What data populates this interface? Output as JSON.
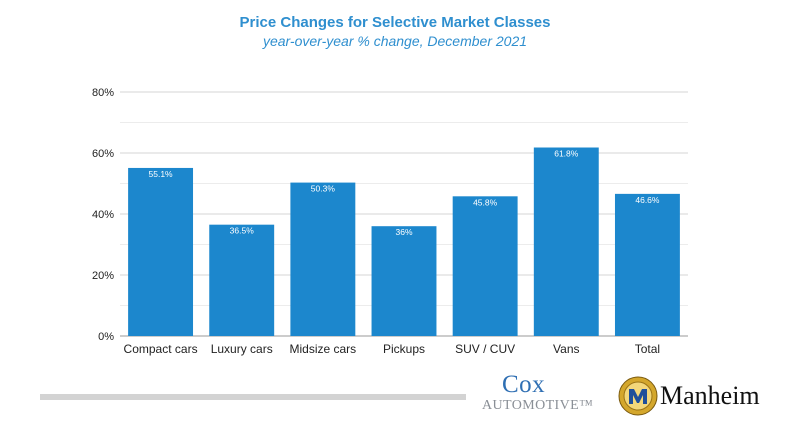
{
  "chart_data": {
    "type": "bar",
    "title": "Price Changes for Selective Market Classes",
    "subtitle": "year-over-year % change, December 2021",
    "categories": [
      "Compact cars",
      "Luxury cars",
      "Midsize cars",
      "Pickups",
      "SUV / CUV",
      "Vans",
      "Total"
    ],
    "values": [
      55.1,
      36.5,
      50.3,
      36,
      45.8,
      61.8,
      46.6
    ],
    "data_labels": [
      "55.1%",
      "36.5%",
      "50.3%",
      "36%",
      "45.8%",
      "61.8%",
      "46.6%"
    ],
    "yticks": [
      "0%",
      "20%",
      "40%",
      "60%",
      "80%"
    ],
    "ylim": [
      0,
      80
    ],
    "grid": true,
    "bar_color": "#1c87cd"
  },
  "footer": {
    "cox_logo": "Cox",
    "cox_logo_sub": "AUTOMOTIVE™",
    "manheim_logo": "Manheim"
  },
  "colors": {
    "title": "#2f8fcf",
    "grid_minor": "#ececec",
    "grid_major": "#d6d6d6"
  }
}
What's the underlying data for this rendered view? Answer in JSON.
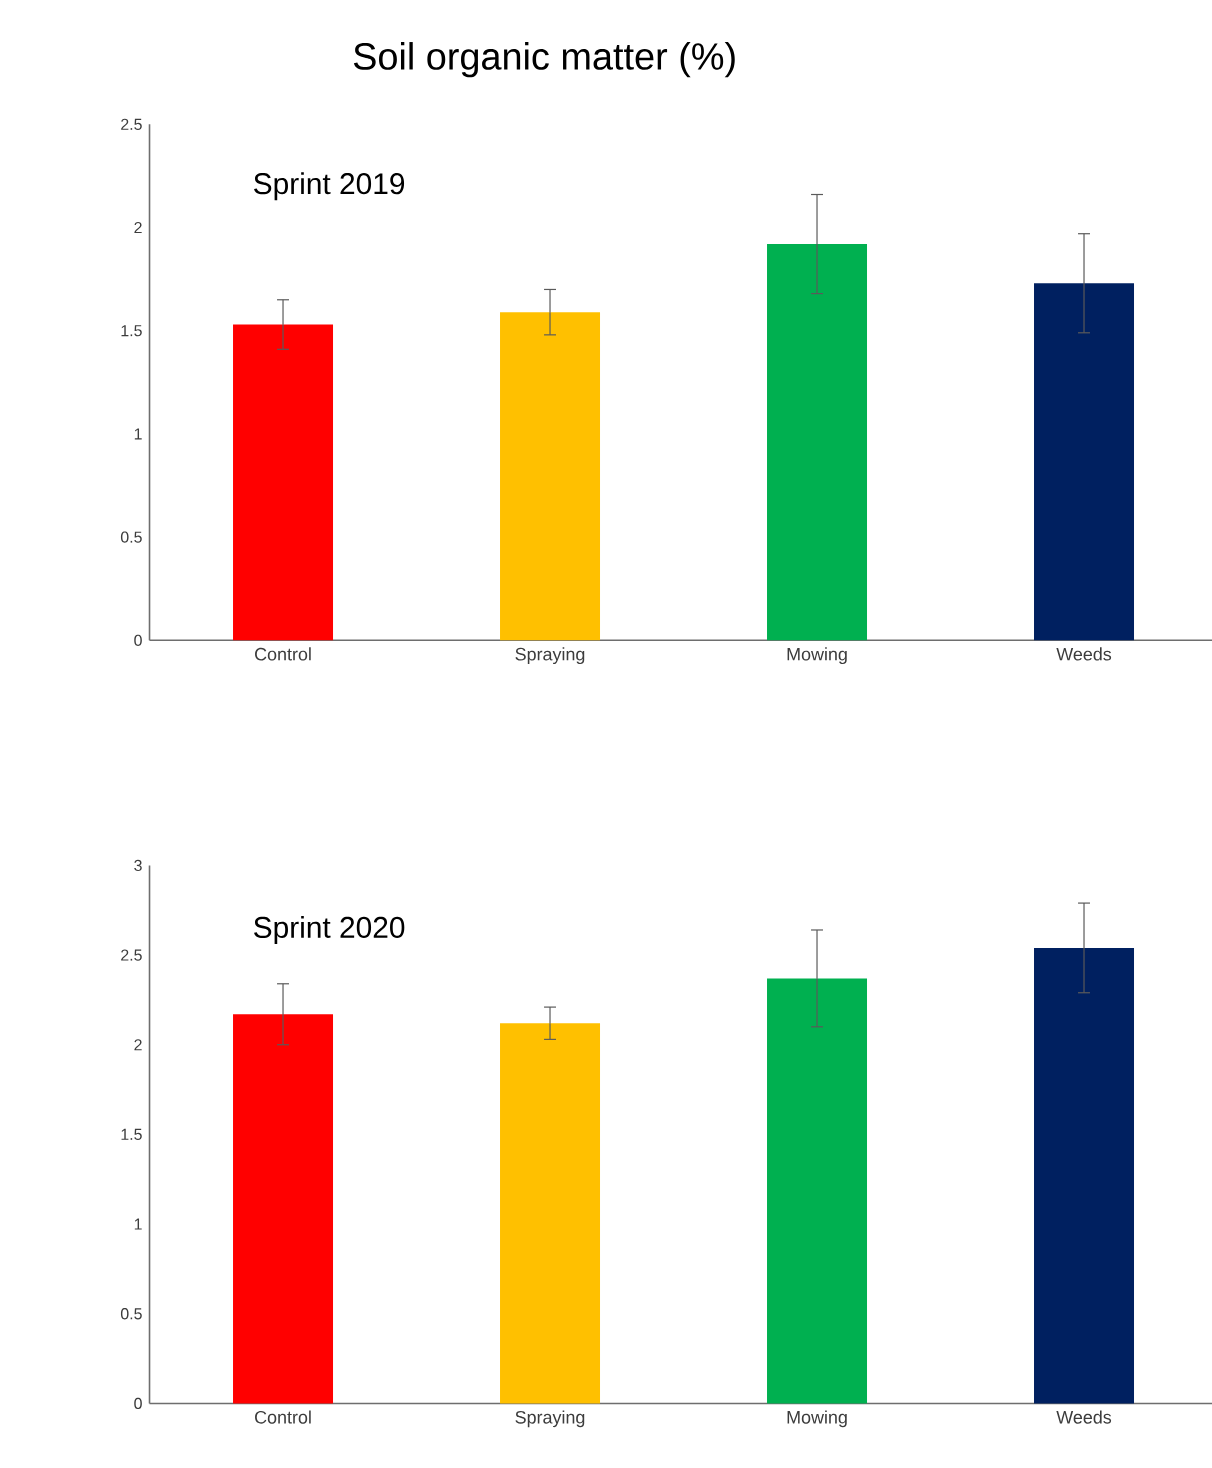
{
  "chart_data": [
    {
      "type": "bar",
      "title": "Soil organic matter (%)",
      "subtitle": "Sprint 2019",
      "categories": [
        "Control",
        "Spraying",
        "Mowing",
        "Weeds"
      ],
      "values": [
        1.53,
        1.59,
        1.92,
        1.73
      ],
      "errors": [
        0.12,
        0.11,
        0.24,
        0.24
      ],
      "colors": [
        "#ff0000",
        "#ffc000",
        "#00b050",
        "#002060"
      ],
      "ylim": [
        0,
        2.5
      ],
      "yticks": [
        0,
        0.5,
        1,
        1.5,
        2,
        2.5
      ]
    },
    {
      "type": "bar",
      "subtitle": "Sprint 2020",
      "categories": [
        "Control",
        "Spraying",
        "Mowing",
        "Weeds"
      ],
      "values": [
        2.17,
        2.12,
        2.37,
        2.54
      ],
      "errors": [
        0.17,
        0.09,
        0.27,
        0.25
      ],
      "colors": [
        "#ff0000",
        "#ffc000",
        "#00b050",
        "#002060"
      ],
      "ylim": [
        0,
        3
      ],
      "yticks": [
        0,
        0.5,
        1,
        1.5,
        2,
        2.5,
        3
      ]
    }
  ]
}
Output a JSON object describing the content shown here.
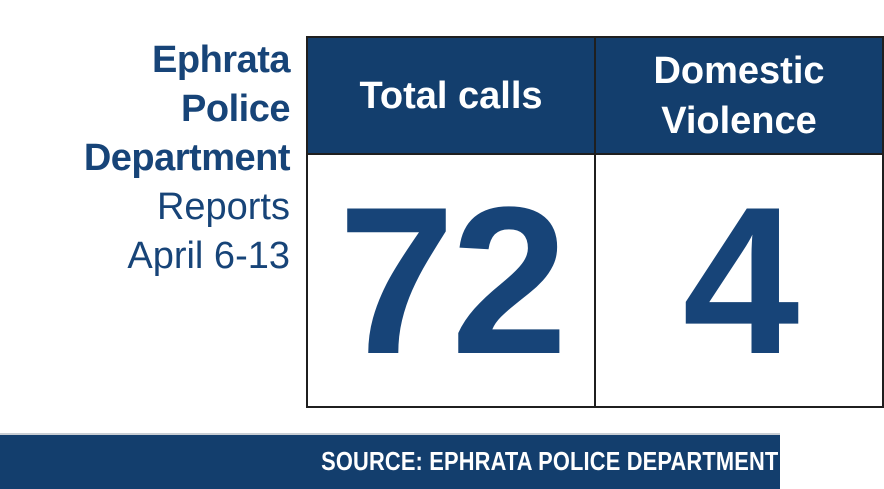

+--

◆ **SET PROBLEM**: Gather each line from the entries above that includes the word "this".

◆ **ANSWER TO THE PROBLEM**:
What data populates this interface? Output as JSON.
What's the underlying data for this rendered view? Answer in JSON.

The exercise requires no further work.